◆ What you should do ◆
Could you give the data below again, exactly and completely?

Stored items:
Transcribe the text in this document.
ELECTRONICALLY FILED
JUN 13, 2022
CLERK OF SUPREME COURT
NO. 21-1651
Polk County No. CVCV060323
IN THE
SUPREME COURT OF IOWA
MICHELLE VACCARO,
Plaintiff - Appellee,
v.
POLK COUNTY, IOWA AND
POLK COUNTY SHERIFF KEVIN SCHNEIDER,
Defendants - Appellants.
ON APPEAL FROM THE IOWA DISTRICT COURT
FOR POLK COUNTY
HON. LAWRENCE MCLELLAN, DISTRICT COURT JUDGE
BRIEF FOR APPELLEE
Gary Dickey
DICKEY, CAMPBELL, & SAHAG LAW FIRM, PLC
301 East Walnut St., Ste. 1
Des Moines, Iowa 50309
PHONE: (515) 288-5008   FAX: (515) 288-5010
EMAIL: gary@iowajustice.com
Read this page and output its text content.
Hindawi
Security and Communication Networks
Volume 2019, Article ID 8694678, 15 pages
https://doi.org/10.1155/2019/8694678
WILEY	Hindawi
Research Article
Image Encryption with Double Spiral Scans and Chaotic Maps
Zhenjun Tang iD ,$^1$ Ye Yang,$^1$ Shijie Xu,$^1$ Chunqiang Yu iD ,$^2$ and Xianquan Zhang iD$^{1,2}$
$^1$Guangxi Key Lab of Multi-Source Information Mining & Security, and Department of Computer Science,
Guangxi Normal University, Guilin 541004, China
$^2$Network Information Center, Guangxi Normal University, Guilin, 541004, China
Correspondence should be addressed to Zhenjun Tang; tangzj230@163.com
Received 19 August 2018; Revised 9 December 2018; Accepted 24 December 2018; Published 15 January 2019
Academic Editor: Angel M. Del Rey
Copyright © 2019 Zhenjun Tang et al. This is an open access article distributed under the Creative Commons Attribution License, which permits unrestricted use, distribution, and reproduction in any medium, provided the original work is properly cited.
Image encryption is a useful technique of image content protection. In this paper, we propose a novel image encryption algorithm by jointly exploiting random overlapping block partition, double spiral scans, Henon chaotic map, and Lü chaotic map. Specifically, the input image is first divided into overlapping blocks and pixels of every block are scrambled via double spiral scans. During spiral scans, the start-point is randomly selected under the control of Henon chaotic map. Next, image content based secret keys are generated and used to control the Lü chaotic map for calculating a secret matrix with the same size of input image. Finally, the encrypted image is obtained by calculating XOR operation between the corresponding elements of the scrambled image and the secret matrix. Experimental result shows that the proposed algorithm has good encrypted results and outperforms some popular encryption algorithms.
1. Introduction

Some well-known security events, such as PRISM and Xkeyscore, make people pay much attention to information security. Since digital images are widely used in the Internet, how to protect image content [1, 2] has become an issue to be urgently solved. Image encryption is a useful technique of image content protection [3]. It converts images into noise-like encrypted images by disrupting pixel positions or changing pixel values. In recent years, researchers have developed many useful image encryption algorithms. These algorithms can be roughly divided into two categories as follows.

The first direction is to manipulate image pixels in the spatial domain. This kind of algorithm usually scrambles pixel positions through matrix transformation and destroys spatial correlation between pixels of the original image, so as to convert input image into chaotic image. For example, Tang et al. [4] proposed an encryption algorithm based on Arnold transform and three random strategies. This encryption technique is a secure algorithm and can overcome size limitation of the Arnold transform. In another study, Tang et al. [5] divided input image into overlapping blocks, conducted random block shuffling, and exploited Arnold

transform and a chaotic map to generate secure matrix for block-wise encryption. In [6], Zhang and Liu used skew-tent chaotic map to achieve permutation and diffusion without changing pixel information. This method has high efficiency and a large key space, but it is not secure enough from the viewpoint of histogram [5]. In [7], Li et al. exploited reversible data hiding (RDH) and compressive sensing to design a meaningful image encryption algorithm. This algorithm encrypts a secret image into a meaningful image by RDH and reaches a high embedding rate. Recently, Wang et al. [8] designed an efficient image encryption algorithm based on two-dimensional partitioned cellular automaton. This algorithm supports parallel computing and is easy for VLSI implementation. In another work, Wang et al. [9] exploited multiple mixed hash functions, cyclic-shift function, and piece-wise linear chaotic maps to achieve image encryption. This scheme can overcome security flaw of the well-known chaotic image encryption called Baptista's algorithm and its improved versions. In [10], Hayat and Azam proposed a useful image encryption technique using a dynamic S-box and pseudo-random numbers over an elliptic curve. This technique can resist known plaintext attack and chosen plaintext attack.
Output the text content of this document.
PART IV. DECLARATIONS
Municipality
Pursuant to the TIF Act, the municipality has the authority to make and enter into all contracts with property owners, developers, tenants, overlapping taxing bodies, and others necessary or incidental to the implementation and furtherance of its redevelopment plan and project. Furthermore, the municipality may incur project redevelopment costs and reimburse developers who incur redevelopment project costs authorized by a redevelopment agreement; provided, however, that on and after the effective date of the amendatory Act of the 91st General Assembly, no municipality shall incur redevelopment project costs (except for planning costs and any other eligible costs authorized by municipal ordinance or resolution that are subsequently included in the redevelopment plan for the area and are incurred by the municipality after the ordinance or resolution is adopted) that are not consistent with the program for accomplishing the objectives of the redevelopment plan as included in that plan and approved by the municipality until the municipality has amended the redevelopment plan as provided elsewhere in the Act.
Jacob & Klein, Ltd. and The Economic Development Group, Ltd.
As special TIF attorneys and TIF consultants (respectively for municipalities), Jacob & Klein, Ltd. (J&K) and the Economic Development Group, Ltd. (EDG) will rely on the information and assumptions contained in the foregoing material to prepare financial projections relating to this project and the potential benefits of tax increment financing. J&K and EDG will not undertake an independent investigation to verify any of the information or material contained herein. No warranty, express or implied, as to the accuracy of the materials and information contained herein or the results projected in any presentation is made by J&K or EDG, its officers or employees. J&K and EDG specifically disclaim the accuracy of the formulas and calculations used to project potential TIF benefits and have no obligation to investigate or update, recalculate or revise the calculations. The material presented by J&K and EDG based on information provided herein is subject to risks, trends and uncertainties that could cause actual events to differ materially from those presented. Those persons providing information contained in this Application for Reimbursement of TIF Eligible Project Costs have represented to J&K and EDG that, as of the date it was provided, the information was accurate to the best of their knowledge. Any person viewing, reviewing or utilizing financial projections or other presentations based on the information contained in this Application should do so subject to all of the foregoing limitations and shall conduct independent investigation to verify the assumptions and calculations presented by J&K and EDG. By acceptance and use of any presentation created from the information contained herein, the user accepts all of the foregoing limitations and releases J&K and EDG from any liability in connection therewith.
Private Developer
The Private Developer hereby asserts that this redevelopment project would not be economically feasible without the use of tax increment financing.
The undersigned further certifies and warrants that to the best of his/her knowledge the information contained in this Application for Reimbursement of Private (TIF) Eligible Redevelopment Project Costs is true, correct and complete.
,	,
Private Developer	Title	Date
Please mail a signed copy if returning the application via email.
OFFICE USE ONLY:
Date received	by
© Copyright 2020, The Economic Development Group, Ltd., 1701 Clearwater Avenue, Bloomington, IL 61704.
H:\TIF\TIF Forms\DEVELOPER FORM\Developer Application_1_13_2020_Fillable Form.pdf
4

◆ The answer ◆
Transcribe the text in this document.
ELECTRONICALLY FILED
JUN 13, 2022
CLERK OF SUPREME COURT
NO. 21-1651
Polk County No. CVCV060323
IN THE
SUPREME COURT OF IOWA
MICHELLE VACCARO,
Plaintiff - Appellee,
v.
POLK COUNTY, IOWA AND
POLK COUNTY SHERIFF KEVIN SCHNEIDER,
Defendants - Appellants.
ON APPEAL FROM THE IOWA DISTRICT COURT
FOR POLK COUNTY
HON. LAWRENCE MCLELLAN, DISTRICT COURT JUDGE
BRIEF FOR APPELLEE
Gary Dickey
DICKEY, CAMPBELL, & SAHAG LAW FIRM, PLC
301 East Walnut St., Ste. 1
Des Moines, Iowa 50309
PHONE: (515) 288-5008   FAX: (515) 288-5010
EMAIL: gary@iowajustice.com
Read this page and output its text content.
Hindawi
Security and Communication Networks
Volume 2019, Article ID 8694678, 15 pages
https://doi.org/10.1155/2019/8694678
WILEY	Hindawi
Research Article
Image Encryption with Double Spiral Scans and Chaotic Maps
Zhenjun Tang iD ,$^1$ Ye Yang,$^1$ Shijie Xu,$^1$ Chunqiang Yu iD ,$^2$ and Xianquan Zhang iD$^{1,2}$
$^1$Guangxi Key Lab of Multi-Source Information Mining & Security, and Department of Computer Science,
Guangxi Normal University, Guilin 541004, China
$^2$Network Information Center, Guangxi Normal University, Guilin, 541004, China
Correspondence should be addressed to Zhenjun Tang; tangzj230@163.com
Received 19 August 2018; Revised 9 December 2018; Accepted 24 December 2018; Published 15 January 2019
Academic Editor: Angel M. Del Rey
Copyright © 2019 Zhenjun Tang et al. This is an open access article distributed under the Creative Commons Attribution License, which permits unrestricted use, distribution, and reproduction in any medium, provided the original work is properly cited.
Image encryption is a useful technique of image content protection. In this paper, we propose a novel image encryption algorithm by jointly exploiting random overlapping block partition, double spiral scans, Henon chaotic map, and Lü chaotic map. Specifically, the input image is first divided into overlapping blocks and pixels of every block are scrambled via double spiral scans. During spiral scans, the start-point is randomly selected under the control of Henon chaotic map. Next, image content based secret keys are generated and used to control the Lü chaotic map for calculating a secret matrix with the same size of input image. Finally, the encrypted image is obtained by calculating XOR operation between the corresponding elements of the scrambled image and the secret matrix. Experimental result shows that the proposed algorithm has good encrypted results and outperforms some popular encryption algorithms.
1. Introduction

Some well-known security events, such as PRISM and Xkeyscore, make people pay much attention to information security. Since digital images are widely used in the Internet, how to protect image content [1, 2] has become an issue to be urgently solved. Image encryption is a useful technique of image content protection [3]. It converts images into noise-like encrypted images by disrupting pixel positions or changing pixel values. In recent years, researchers have developed many useful image encryption algorithms. These algorithms can be roughly divided into two categories as follows.

The first direction is to manipulate image pixels in the spatial domain. This kind of algorithm usually scrambles pixel positions through matrix transformation and destroys spatial correlation between pixels of the original image, so as to convert input image into chaotic image. For example, Tang et al. [4] proposed an encryption algorithm based on Arnold transform and three random strategies. This encryption technique is a secure algorithm and can overcome size limitation of the Arnold transform. In another study, Tang et al. [5] divided input image into overlapping blocks, conducted random block shuffling, and exploited Arnold

transform and a chaotic map to generate secure matrix for block-wise encryption. In [6], Zhang and Liu used skew-tent chaotic map to achieve permutation and diffusion without changing pixel information. This method has high efficiency and a large key space, but it is not secure enough from the viewpoint of histogram [5]. In [7], Li et al. exploited reversible data hiding (RDH) and compressive sensing to design a meaningful image encryption algorithm. This algorithm encrypts a secret image into a meaningful image by RDH and reaches a high embedding rate. Recently, Wang et al. [8] designed an efficient image encryption algorithm based on two-dimensional partitioned cellular automaton. This algorithm supports parallel computing and is easy for VLSI implementation. In another work, Wang et al. [9] exploited multiple mixed hash functions, cyclic-shift function, and piece-wise linear chaotic maps to achieve image encryption. This scheme can overcome security flaw of the well-known chaotic image encryption called Baptista's algorithm and its improved versions. In [10], Hayat and Azam proposed a useful image encryption technique using a dynamic S-box and pseudo-random numbers over an elliptic curve. This technique can resist known plaintext attack and chosen plaintext attack.
Output the text content of this document.
PART IV. DECLARATIONS
Municipality
Pursuant to the TIF Act, the municipality has the authority to make and enter into all contracts with property owners, developers, tenants, overlapping taxing bodies, and others necessary or incidental to the implementation and furtherance of its redevelopment plan and project. Furthermore, the municipality may incur project redevelopment costs and reimburse developers who incur redevelopment project costs authorized by a redevelopment agreement; provided, however, that on and after the effective date of the amendatory Act of the 91st General Assembly, no municipality shall incur redevelopment project costs (except for planning costs and any other eligible costs authorized by municipal ordinance or resolution that are subsequently included in the redevelopment plan for the area and are incurred by the municipality after the ordinance or resolution is adopted) that are not consistent with the program for accomplishing the objectives of the redevelopment plan as included in that plan and approved by the municipality until the municipality has amended the redevelopment plan as provided elsewhere in the Act.
Jacob & Klein, Ltd. and The Economic Development Group, Ltd.
As special TIF attorneys and TIF consultants (respectively for municipalities), Jacob & Klein, Ltd. (J&K) and the Economic Development Group, Ltd. (EDG) will rely on the information and assumptions contained in the foregoing material to prepare financial projections relating to this project and the potential benefits of tax increment financing. J&K and EDG will not undertake an independent investigation to verify any of the information or material contained herein. No warranty, express or implied, as to the accuracy of the materials and information contained herein or the results projected in any presentation is made by J&K or EDG, its officers or employees. J&K and EDG specifically disclaim the accuracy of the formulas and calculations used to project potential TIF benefits and have no obligation to investigate or update, recalculate or revise the calculations. The material presented by J&K and EDG based on information provided herein is subject to risks, trends and uncertainties that could cause actual events to differ materially from those presented. Those persons providing information contained in this Application for Reimbursement of TIF Eligible Project Costs have represented to J&K and EDG that, as of the date it was provided, the information was accurate to the best of their knowledge. Any person viewing, reviewing or utilizing financial projections or other presentations based on the information contained in this Application should do so subject to all of the foregoing limitations and shall conduct independent investigation to verify the assumptions and calculations presented by J&K and EDG. By acceptance and use of any presentation created from the information contained herein, the user accepts all of the foregoing limitations and releases J&K and EDG from any liability in connection therewith.
Private Developer
The Private Developer hereby asserts that this redevelopment project would not be economically feasible without the use of tax increment financing.
The undersigned further certifies and warrants that to the best of his/her knowledge the information contained in this Application for Reimbursement of Private (TIF) Eligible Redevelopment Project Costs is true, correct and complete.
,	,
Private Developer	Title	Date
Please mail a signed copy if returning the application via email.
OFFICE USE ONLY:
Date received	by
© Copyright 2020, The Economic Development Group, Ltd., 1701 Clearwater Avenue, Bloomington, IL 61704.
H:\TIF\TIF Forms\DEVELOPER FORM\Developer Application_1_13_2020_Fillable Form.pdf
4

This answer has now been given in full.